Goal of the exercise:
Retype everything in the listing, leaving each line exactly as it is.

Input data start

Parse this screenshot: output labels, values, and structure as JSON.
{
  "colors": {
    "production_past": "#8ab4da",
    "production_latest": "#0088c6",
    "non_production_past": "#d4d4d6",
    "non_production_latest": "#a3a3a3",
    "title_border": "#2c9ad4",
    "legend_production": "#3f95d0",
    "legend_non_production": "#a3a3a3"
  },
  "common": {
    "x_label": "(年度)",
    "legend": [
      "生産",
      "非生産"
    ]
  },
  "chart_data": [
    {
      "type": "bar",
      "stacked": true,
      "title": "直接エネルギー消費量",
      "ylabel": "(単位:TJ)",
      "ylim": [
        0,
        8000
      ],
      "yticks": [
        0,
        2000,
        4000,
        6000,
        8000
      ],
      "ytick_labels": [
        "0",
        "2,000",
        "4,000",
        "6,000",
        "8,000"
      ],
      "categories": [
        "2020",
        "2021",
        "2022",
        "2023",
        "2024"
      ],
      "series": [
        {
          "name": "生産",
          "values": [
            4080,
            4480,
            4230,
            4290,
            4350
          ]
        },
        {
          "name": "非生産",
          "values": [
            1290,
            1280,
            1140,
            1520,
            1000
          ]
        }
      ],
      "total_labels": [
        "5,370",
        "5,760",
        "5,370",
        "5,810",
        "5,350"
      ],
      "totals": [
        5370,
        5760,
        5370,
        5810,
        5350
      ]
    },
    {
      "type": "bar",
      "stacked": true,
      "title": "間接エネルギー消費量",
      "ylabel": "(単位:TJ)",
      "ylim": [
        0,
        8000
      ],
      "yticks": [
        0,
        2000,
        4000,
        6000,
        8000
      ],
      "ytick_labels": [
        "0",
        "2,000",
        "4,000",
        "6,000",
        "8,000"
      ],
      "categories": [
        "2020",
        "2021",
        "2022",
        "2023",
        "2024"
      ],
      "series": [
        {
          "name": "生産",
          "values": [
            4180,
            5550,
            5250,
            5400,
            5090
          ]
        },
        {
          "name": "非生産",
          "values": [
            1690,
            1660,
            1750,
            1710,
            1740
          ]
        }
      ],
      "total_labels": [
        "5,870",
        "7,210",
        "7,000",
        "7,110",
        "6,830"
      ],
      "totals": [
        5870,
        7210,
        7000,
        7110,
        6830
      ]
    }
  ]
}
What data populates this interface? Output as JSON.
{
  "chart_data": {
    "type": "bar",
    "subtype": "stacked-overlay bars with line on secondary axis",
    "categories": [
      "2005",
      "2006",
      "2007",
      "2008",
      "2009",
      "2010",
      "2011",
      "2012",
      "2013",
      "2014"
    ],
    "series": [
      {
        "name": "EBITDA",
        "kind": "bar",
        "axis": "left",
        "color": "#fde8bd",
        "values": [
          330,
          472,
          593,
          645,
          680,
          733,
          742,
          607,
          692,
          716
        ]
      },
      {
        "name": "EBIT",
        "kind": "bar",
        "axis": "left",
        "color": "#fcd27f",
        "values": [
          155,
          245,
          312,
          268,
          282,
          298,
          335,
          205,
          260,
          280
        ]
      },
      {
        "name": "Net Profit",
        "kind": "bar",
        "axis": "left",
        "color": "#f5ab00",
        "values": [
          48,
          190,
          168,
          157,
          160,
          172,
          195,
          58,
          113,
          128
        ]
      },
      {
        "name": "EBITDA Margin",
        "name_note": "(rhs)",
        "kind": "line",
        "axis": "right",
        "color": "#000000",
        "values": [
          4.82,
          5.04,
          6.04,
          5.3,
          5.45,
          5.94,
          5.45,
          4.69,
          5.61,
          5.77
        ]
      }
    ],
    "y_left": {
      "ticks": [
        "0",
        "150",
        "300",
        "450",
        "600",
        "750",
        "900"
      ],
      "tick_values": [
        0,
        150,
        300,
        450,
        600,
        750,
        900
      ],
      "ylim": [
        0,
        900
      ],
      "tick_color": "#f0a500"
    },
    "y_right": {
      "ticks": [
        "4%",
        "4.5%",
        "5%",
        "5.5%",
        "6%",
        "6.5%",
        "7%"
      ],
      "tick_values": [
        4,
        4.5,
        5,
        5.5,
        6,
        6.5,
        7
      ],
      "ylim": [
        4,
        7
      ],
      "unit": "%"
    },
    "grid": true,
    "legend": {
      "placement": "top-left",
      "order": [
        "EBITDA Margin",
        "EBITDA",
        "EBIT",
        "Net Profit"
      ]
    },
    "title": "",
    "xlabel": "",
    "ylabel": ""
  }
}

Input data end

Result of the exercise:
Parse this screenshot: output labels, values, and structure as JSON.
{
  "colors": {
    "production_past": "#8ab4da",
    "production_latest": "#0088c6",
    "non_production_past": "#d4d4d6",
    "non_production_latest": "#a3a3a3",
    "title_border": "#2c9ad4",
    "legend_production": "#3f95d0",
    "legend_non_production": "#a3a3a3"
  },
  "common": {
    "x_label": "(年度)",
    "legend": [
      "生産",
      "非生産"
    ]
  },
  "chart_data": [
    {
      "type": "bar",
      "stacked": true,
      "title": "直接エネルギー消費量",
      "ylabel": "(単位:TJ)",
      "ylim": [
        0,
        8000
      ],
      "yticks": [
        0,
        2000,
        4000,
        6000,
        8000
      ],
      "ytick_labels": [
        "0",
        "2,000",
        "4,000",
        "6,000",
        "8,000"
      ],
      "categories": [
        "2020",
        "2021",
        "2022",
        "2023",
        "2024"
      ],
      "series": [
        {
          "name": "生産",
          "values": [
            4080,
            4480,
            4230,
            4290,
            4350
          ]
        },
        {
          "name": "非生産",
          "values": [
            1290,
            1280,
            1140,
            1520,
            1000
          ]
        }
      ],
      "total_labels": [
        "5,370",
        "5,760",
        "5,370",
        "5,810",
        "5,350"
      ],
      "totals": [
        5370,
        5760,
        5370,
        5810,
        5350
      ]
    },
    {
      "type": "bar",
      "stacked": true,
      "title": "間接エネルギー消費量",
      "ylabel": "(単位:TJ)",
      "ylim": [
        0,
        8000
      ],
      "yticks": [
        0,
        2000,
        4000,
        6000,
        8000
      ],
      "ytick_labels": [
        "0",
        "2,000",
        "4,000",
        "6,000",
        "8,000"
      ],
      "categories": [
        "2020",
        "2021",
        "2022",
        "2023",
        "2024"
      ],
      "series": [
        {
          "name": "生産",
          "values": [
            4180,
            5550,
            5250,
            5400,
            5090
          ]
        },
        {
          "name": "非生産",
          "values": [
            1690,
            1660,
            1750,
            1710,
            1740
          ]
        }
      ],
      "total_labels": [
        "5,870",
        "7,210",
        "7,000",
        "7,110",
        "6,830"
      ],
      "totals": [
        5870,
        7210,
        7000,
        7110,
        6830
      ]
    }
  ]
}
What data populates this interface? Output as JSON.
{
  "chart_data": {
    "type": "bar",
    "subtype": "stacked-overlay bars with line on secondary axis",
    "categories": [
      "2005",
      "2006",
      "2007",
      "2008",
      "2009",
      "2010",
      "2011",
      "2012",
      "2013",
      "2014"
    ],
    "series": [
      {
        "name": "EBITDA",
        "kind": "bar",
        "axis": "left",
        "color": "#fde8bd",
        "values": [
          330,
          472,
          593,
          645,
          680,
          733,
          742,
          607,
          692,
          716
        ]
      },
      {
        "name": "EBIT",
        "kind": "bar",
        "axis": "left",
        "color": "#fcd27f",
        "values": [
          155,
          245,
          312,
          268,
          282,
          298,
          335,
          205,
          260,
          280
        ]
      },
      {
        "name": "Net Profit",
        "kind": "bar",
        "axis": "left",
        "color": "#f5ab00",
        "values": [
          48,
          190,
          168,
          157,
          160,
          172,
          195,
          58,
          113,
          128
        ]
      },
      {
        "name": "EBITDA Margin",
        "name_note": "(rhs)",
        "kind": "line",
        "axis": "right",
        "color": "#000000",
        "values": [
          4.82,
          5.04,
          6.04,
          5.3,
          5.45,
          5.94,
          5.45,
          4.69,
          5.61,
          5.77
        ]
      }
    ],
    "y_left": {
      "ticks": [
        "0",
        "150",
        "300",
        "450",
        "600",
        "750",
        "900"
      ],
      "tick_values": [
        0,
        150,
        300,
        450,
        600,
        750,
        900
      ],
      "ylim": [
        0,
        900
      ],
      "tick_color": "#f0a500"
    },
    "y_right": {
      "ticks": [
        "4%",
        "4.5%",
        "5%",
        "5.5%",
        "6%",
        "6.5%",
        "7%"
      ],
      "tick_values": [
        4,
        4.5,
        5,
        5.5,
        6,
        6.5,
        7
      ],
      "ylim": [
        4,
        7
      ],
      "unit": "%"
    },
    "grid": true,
    "legend": {
      "placement": "top-left",
      "order": [
        "EBITDA Margin",
        "EBITDA",
        "EBIT",
        "Net Profit"
      ]
    },
    "title": "",
    "xlabel": "",
    "ylabel": ""
  }
}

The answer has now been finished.